§ **What to work on**
Copy out only those lines running from the line with "Convert this screenshot" to the end of the listing, keeping each one exactly as it is.

(Rows from a dataset)

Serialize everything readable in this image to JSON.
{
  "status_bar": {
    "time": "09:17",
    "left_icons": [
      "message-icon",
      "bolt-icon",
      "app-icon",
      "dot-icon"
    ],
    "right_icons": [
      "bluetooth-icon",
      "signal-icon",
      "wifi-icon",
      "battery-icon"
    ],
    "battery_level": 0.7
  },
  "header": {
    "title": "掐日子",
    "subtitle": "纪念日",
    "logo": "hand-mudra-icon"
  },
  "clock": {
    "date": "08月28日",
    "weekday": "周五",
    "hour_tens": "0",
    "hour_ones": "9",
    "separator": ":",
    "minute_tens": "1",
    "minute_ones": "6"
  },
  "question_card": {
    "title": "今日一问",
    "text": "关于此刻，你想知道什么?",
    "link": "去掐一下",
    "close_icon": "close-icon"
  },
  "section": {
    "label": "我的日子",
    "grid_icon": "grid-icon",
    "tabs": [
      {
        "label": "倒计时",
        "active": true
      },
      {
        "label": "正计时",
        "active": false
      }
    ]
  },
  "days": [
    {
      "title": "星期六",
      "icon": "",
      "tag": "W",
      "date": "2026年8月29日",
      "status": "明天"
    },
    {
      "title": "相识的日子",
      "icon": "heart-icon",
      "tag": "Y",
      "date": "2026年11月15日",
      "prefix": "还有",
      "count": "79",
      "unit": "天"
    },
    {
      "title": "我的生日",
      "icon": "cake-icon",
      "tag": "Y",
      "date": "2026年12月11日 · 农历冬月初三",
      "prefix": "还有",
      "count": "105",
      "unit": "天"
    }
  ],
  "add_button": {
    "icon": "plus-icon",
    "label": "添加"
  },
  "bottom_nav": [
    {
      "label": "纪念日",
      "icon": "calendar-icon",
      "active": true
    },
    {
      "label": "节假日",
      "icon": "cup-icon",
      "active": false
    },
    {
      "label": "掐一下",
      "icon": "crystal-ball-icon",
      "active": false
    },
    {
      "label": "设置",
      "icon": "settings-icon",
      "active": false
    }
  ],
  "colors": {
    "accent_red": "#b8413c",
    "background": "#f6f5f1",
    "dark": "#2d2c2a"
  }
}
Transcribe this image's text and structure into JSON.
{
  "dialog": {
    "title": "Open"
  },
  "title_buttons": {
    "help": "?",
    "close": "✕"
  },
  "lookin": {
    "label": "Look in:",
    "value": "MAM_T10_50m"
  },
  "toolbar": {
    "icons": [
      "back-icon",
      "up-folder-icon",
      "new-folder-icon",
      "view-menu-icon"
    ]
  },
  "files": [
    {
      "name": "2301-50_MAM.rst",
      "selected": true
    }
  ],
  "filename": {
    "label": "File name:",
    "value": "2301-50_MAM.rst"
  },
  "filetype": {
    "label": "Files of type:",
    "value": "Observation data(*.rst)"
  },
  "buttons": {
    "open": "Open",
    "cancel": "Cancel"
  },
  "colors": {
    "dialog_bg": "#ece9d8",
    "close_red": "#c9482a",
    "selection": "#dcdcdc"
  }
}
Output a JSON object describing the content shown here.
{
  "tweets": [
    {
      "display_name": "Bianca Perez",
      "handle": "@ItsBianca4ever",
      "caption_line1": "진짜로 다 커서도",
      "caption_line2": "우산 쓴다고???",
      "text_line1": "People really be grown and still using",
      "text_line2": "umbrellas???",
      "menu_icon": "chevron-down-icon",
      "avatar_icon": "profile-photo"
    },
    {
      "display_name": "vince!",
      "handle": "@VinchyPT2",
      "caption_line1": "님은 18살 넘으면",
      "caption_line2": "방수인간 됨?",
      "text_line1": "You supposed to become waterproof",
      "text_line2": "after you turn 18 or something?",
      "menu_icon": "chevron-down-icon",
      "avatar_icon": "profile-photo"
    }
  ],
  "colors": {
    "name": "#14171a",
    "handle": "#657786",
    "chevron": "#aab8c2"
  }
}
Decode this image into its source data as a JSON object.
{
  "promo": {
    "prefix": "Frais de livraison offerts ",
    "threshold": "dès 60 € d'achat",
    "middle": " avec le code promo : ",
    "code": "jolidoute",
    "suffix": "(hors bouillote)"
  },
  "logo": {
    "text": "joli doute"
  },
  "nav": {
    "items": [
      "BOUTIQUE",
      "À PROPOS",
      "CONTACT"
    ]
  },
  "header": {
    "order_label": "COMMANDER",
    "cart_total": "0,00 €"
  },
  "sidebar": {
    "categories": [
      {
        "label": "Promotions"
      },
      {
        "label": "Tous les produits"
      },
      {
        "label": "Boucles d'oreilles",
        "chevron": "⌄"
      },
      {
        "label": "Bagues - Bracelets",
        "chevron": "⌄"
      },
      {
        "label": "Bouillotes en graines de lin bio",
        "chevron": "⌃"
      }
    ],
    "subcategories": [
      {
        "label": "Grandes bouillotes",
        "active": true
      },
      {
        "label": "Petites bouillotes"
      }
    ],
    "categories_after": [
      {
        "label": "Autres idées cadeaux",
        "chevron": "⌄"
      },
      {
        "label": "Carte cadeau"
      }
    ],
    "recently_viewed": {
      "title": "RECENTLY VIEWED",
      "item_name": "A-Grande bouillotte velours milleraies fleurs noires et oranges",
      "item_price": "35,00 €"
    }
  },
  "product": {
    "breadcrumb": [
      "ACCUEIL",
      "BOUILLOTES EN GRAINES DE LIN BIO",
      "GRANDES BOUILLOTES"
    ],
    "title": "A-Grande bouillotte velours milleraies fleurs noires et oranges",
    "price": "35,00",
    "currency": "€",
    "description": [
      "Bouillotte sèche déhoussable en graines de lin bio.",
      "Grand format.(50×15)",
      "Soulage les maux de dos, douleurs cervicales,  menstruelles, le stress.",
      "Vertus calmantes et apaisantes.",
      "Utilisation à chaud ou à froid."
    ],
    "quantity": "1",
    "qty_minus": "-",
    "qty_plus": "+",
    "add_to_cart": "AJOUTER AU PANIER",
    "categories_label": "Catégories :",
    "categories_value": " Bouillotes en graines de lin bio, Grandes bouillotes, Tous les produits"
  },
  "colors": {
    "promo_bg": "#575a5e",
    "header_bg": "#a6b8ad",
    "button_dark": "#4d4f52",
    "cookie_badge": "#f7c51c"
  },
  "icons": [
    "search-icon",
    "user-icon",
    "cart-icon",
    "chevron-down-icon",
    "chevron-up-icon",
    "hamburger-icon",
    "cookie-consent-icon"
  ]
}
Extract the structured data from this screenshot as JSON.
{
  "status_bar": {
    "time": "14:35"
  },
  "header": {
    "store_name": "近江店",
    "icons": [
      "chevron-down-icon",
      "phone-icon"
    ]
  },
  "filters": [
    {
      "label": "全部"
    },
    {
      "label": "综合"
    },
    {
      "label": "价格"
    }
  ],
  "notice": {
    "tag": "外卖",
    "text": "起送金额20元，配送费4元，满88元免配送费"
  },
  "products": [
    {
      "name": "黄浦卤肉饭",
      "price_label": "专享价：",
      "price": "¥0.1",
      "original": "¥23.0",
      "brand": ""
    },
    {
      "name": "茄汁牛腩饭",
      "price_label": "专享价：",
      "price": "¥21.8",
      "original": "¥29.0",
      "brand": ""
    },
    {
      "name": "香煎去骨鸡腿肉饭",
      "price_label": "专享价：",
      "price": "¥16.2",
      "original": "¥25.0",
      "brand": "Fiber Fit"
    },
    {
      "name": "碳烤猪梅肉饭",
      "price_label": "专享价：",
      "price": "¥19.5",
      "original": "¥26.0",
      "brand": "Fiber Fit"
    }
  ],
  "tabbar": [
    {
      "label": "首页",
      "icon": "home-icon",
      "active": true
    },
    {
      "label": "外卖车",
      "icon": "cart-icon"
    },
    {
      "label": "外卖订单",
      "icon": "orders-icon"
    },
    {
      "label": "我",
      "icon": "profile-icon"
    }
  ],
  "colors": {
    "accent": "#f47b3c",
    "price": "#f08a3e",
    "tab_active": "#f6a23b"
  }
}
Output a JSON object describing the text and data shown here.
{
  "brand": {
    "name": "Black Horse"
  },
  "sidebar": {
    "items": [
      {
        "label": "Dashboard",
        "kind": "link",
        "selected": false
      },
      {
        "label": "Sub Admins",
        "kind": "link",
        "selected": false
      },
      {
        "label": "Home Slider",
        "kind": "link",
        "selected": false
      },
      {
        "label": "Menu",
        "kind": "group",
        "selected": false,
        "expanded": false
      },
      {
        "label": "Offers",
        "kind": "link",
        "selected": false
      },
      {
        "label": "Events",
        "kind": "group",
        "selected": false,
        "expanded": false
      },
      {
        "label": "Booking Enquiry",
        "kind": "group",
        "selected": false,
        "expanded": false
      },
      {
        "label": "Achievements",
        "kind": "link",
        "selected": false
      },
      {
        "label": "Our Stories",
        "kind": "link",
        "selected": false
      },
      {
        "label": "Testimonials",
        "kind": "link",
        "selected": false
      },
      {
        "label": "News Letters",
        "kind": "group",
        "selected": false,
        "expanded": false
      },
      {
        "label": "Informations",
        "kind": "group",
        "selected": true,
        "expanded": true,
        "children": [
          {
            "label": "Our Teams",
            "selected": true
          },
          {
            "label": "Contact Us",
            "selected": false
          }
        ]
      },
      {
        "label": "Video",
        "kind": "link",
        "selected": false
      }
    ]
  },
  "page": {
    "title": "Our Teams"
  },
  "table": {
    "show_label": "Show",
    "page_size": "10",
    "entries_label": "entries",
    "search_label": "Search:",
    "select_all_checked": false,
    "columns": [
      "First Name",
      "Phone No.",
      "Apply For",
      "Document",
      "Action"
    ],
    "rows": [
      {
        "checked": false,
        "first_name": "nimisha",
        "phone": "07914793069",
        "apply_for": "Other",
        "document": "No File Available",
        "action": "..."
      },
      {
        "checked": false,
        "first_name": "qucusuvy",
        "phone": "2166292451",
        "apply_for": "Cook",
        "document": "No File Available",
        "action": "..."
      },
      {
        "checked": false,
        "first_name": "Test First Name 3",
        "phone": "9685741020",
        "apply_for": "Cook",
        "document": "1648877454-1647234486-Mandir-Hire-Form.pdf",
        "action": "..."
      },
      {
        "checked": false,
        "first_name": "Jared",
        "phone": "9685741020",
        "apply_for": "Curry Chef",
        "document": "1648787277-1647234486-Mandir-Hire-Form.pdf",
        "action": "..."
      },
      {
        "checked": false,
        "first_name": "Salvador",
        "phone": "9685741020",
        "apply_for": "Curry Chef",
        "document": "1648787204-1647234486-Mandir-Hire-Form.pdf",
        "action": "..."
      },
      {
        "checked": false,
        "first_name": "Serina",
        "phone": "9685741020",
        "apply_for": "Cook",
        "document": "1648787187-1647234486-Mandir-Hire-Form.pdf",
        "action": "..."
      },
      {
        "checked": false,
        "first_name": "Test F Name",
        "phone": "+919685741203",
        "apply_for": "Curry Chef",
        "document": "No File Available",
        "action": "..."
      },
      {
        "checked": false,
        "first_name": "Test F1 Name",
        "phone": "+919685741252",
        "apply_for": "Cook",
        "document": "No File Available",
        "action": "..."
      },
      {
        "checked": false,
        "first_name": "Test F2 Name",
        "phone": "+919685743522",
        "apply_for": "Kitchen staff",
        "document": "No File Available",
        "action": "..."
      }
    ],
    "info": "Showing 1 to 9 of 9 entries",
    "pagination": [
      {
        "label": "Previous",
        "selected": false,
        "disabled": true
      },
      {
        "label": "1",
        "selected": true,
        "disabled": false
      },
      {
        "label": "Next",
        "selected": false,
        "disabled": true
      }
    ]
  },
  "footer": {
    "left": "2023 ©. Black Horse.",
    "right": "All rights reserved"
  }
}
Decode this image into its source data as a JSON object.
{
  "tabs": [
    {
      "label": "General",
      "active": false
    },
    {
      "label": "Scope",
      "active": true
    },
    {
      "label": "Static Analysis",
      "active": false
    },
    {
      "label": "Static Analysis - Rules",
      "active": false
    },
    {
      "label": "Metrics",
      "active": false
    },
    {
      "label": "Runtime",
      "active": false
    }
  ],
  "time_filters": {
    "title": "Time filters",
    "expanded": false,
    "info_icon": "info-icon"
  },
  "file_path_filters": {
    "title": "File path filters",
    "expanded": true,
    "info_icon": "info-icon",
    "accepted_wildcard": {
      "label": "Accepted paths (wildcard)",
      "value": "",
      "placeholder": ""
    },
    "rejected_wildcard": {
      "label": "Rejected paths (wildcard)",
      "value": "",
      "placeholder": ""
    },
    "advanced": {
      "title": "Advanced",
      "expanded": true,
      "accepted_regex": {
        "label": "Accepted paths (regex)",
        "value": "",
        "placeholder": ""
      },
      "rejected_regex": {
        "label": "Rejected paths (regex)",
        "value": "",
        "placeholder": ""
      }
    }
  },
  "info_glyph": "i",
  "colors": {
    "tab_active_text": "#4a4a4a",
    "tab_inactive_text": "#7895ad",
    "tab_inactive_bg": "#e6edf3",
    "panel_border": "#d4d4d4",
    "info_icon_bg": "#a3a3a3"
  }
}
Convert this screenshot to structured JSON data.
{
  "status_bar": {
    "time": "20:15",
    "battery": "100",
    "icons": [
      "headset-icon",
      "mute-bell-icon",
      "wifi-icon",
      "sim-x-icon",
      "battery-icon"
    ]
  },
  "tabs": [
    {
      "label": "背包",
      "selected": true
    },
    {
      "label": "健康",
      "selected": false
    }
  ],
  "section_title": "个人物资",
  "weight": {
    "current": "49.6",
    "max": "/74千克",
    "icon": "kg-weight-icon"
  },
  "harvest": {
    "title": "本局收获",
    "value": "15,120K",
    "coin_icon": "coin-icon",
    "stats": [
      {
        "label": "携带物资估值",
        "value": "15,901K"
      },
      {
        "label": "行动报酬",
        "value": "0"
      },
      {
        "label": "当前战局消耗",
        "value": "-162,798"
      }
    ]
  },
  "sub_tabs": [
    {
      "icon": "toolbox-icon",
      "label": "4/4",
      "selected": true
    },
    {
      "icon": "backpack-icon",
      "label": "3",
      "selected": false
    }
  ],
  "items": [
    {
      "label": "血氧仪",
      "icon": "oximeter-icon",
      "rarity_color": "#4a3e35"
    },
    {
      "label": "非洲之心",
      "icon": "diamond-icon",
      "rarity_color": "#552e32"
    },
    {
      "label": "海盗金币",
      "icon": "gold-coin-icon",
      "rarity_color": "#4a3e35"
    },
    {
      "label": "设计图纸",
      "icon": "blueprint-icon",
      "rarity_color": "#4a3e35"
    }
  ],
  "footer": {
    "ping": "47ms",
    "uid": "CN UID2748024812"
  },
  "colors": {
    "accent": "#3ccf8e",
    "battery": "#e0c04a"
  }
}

§ **Output of the task**
Convert this screenshot to structured JSON data.
{
  "status_bar": {
    "time": "20:15",
    "battery": "100",
    "icons": [
      "headset-icon",
      "mute-bell-icon",
      "wifi-icon",
      "sim-x-icon",
      "battery-icon"
    ]
  },
  "tabs": [
    {
      "label": "背包",
      "selected": true
    },
    {
      "label": "健康",
      "selected": false
    }
  ],
  "section_title": "个人物资",
  "weight": {
    "current": "49.6",
    "max": "/74千克",
    "icon": "kg-weight-icon"
  },
  "harvest": {
    "title": "本局收获",
    "value": "15,120K",
    "coin_icon": "coin-icon",
    "stats": [
      {
        "label": "携带物资估值",
        "value": "15,901K"
      },
      {
        "label": "行动报酬",
        "value": "0"
      },
      {
        "label": "当前战局消耗",
        "value": "-162,798"
      }
    ]
  },
  "sub_tabs": [
    {
      "icon": "toolbox-icon",
      "label": "4/4",
      "selected": true
    },
    {
      "icon": "backpack-icon",
      "label": "3",
      "selected": false
    }
  ],
  "items": [
    {
      "label": "血氧仪",
      "icon": "oximeter-icon",
      "rarity_color": "#4a3e35"
    },
    {
      "label": "非洲之心",
      "icon": "diamond-icon",
      "rarity_color": "#552e32"
    },
    {
      "label": "海盗金币",
      "icon": "gold-coin-icon",
      "rarity_color": "#4a3e35"
    },
    {
      "label": "设计图纸",
      "icon": "blueprint-icon",
      "rarity_color": "#4a3e35"
    }
  ],
  "footer": {
    "ping": "47ms",
    "uid": "CN UID2748024812"
  },
  "colors": {
    "accent": "#3ccf8e",
    "battery": "#e0c04a"
  }
}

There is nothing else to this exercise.